_DATA PROVIDED_.
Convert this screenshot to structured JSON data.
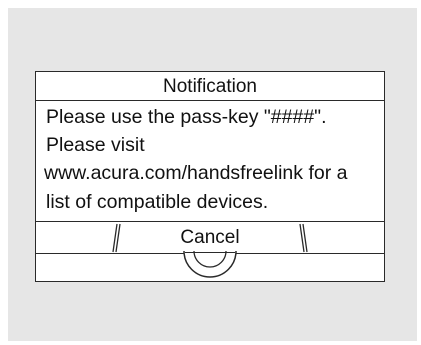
{
  "dialog": {
    "title": "Notification",
    "message_lines": [
      "Please use the pass-key \"####\".",
      "Please visit",
      "www.acura.com/handsfreelink for a",
      "list of compatible devices."
    ],
    "cancel_label": "Cancel"
  },
  "colors": {
    "background": "#e6e6e6",
    "dialog": "#ffffff",
    "border": "#2a2a2a"
  }
}
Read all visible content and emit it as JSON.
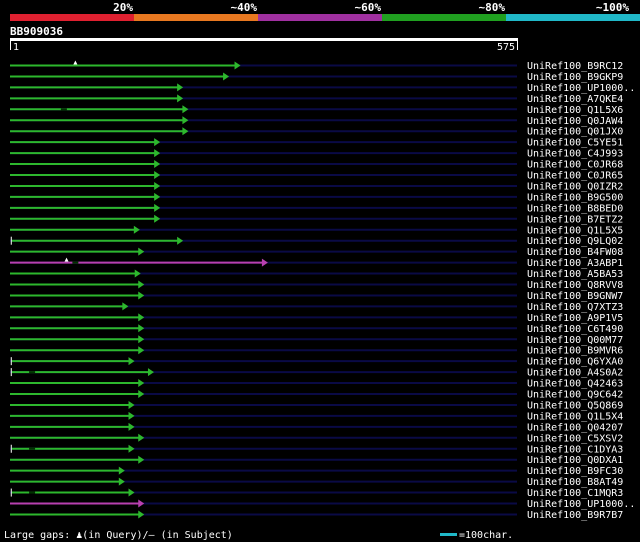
{
  "colors": {
    "background": "#000000",
    "track": "#0a0a46",
    "green": "#2db82d",
    "magenta": "#b840b0",
    "ruler": "#ffffff",
    "legend_bar": "#20b8c8"
  },
  "identity_scale": {
    "labels": [
      "20%",
      "~40%",
      "~60%",
      "~80%",
      "~100%"
    ],
    "colors": [
      "#e02030",
      "#e87820",
      "#a030a0",
      "#20a020",
      "#20b8c8"
    ]
  },
  "query": {
    "name": "BB909036",
    "start_label": "1",
    "end_label": "575",
    "length": 575
  },
  "hits": [
    {
      "label": "UniRef100_B9RC12",
      "end": 262,
      "color": "green",
      "gap": 75
    },
    {
      "label": "UniRef100_B9GKP9",
      "end": 249,
      "color": "green"
    },
    {
      "label": "UniRef100_UP1000..",
      "end": 197,
      "color": "green"
    },
    {
      "label": "UniRef100_A7QKE4",
      "end": 197,
      "color": "green"
    },
    {
      "label": "UniRef100_Q1L5X6",
      "end": 203,
      "color": "green",
      "dash": 62
    },
    {
      "label": "UniRef100_Q0JAW4",
      "end": 203,
      "color": "green"
    },
    {
      "label": "UniRef100_Q01JX0",
      "end": 203,
      "color": "green"
    },
    {
      "label": "UniRef100_C5YE51",
      "end": 171,
      "color": "green"
    },
    {
      "label": "UniRef100_C4J993",
      "end": 171,
      "color": "green"
    },
    {
      "label": "UniRef100_C0JR68",
      "end": 171,
      "color": "green"
    },
    {
      "label": "UniRef100_C0JR65",
      "end": 171,
      "color": "green"
    },
    {
      "label": "UniRef100_Q0IZR2",
      "end": 171,
      "color": "green"
    },
    {
      "label": "UniRef100_B9G500",
      "end": 171,
      "color": "green"
    },
    {
      "label": "UniRef100_B8BED0",
      "end": 171,
      "color": "green"
    },
    {
      "label": "UniRef100_B7ETZ2",
      "end": 171,
      "color": "green"
    },
    {
      "label": "UniRef100_Q1L5X5",
      "end": 148,
      "color": "green"
    },
    {
      "label": "UniRef100_Q9LQ02",
      "start": 3,
      "end": 197,
      "color": "green"
    },
    {
      "label": "UniRef100_B4FW08",
      "end": 153,
      "color": "green"
    },
    {
      "label": "UniRef100_A3ABP1",
      "end": 293,
      "color": "magenta",
      "gap": 65,
      "dash": 75
    },
    {
      "label": "UniRef100_A5BA53",
      "end": 149,
      "color": "green"
    },
    {
      "label": "UniRef100_Q8RVV8",
      "end": 153,
      "color": "green"
    },
    {
      "label": "UniRef100_B9GNW7",
      "end": 153,
      "color": "green"
    },
    {
      "label": "UniRef100_Q7XTZ3",
      "end": 135,
      "color": "green"
    },
    {
      "label": "UniRef100_A9P1V5",
      "end": 153,
      "color": "green"
    },
    {
      "label": "UniRef100_C6T490",
      "end": 153,
      "color": "green"
    },
    {
      "label": "UniRef100_Q00M77",
      "end": 153,
      "color": "green"
    },
    {
      "label": "UniRef100_B9MVR6",
      "end": 153,
      "color": "green"
    },
    {
      "label": "UniRef100_Q6YXA0",
      "start": 3,
      "end": 142,
      "color": "green"
    },
    {
      "label": "UniRef100_A4S0A2",
      "start": 3,
      "end": 164,
      "color": "green",
      "dash": 26
    },
    {
      "label": "UniRef100_Q42463",
      "end": 153,
      "color": "green"
    },
    {
      "label": "UniRef100_Q9C642",
      "end": 153,
      "color": "green"
    },
    {
      "label": "UniRef100_Q5Q869",
      "end": 142,
      "color": "green"
    },
    {
      "label": "UniRef100_Q1L5X4",
      "end": 142,
      "color": "green"
    },
    {
      "label": "UniRef100_Q04207",
      "end": 142,
      "color": "green"
    },
    {
      "label": "UniRef100_C5XSV2",
      "end": 153,
      "color": "green"
    },
    {
      "label": "UniRef100_C1DYA3",
      "start": 3,
      "end": 142,
      "color": "green",
      "dash": 26
    },
    {
      "label": "UniRef100_Q0DXA1",
      "end": 153,
      "color": "green"
    },
    {
      "label": "UniRef100_B9FC30",
      "end": 131,
      "color": "green"
    },
    {
      "label": "UniRef100_B8AT49",
      "end": 131,
      "color": "green"
    },
    {
      "label": "UniRef100_C1MQR3",
      "start": 3,
      "end": 142,
      "color": "green",
      "dash": 26
    },
    {
      "label": "UniRef100_UP1000..",
      "end": 153,
      "color": "magenta"
    },
    {
      "label": "UniRef100_B9R7B7",
      "end": 153,
      "color": "green"
    }
  ],
  "legend": {
    "prefix": "Large gaps: ",
    "query_marker": "♟",
    "query_text": "(in Query)/",
    "subject_marker": "–",
    "subject_text": " (in Subject)",
    "scale_text": "=100char."
  }
}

_DO THIS_. From the entries above, copy every line that holds the word "JSON".

_FINAL RESULT_.
Convert this screenshot to structured JSON data.
Read all visible content and emit it as JSON.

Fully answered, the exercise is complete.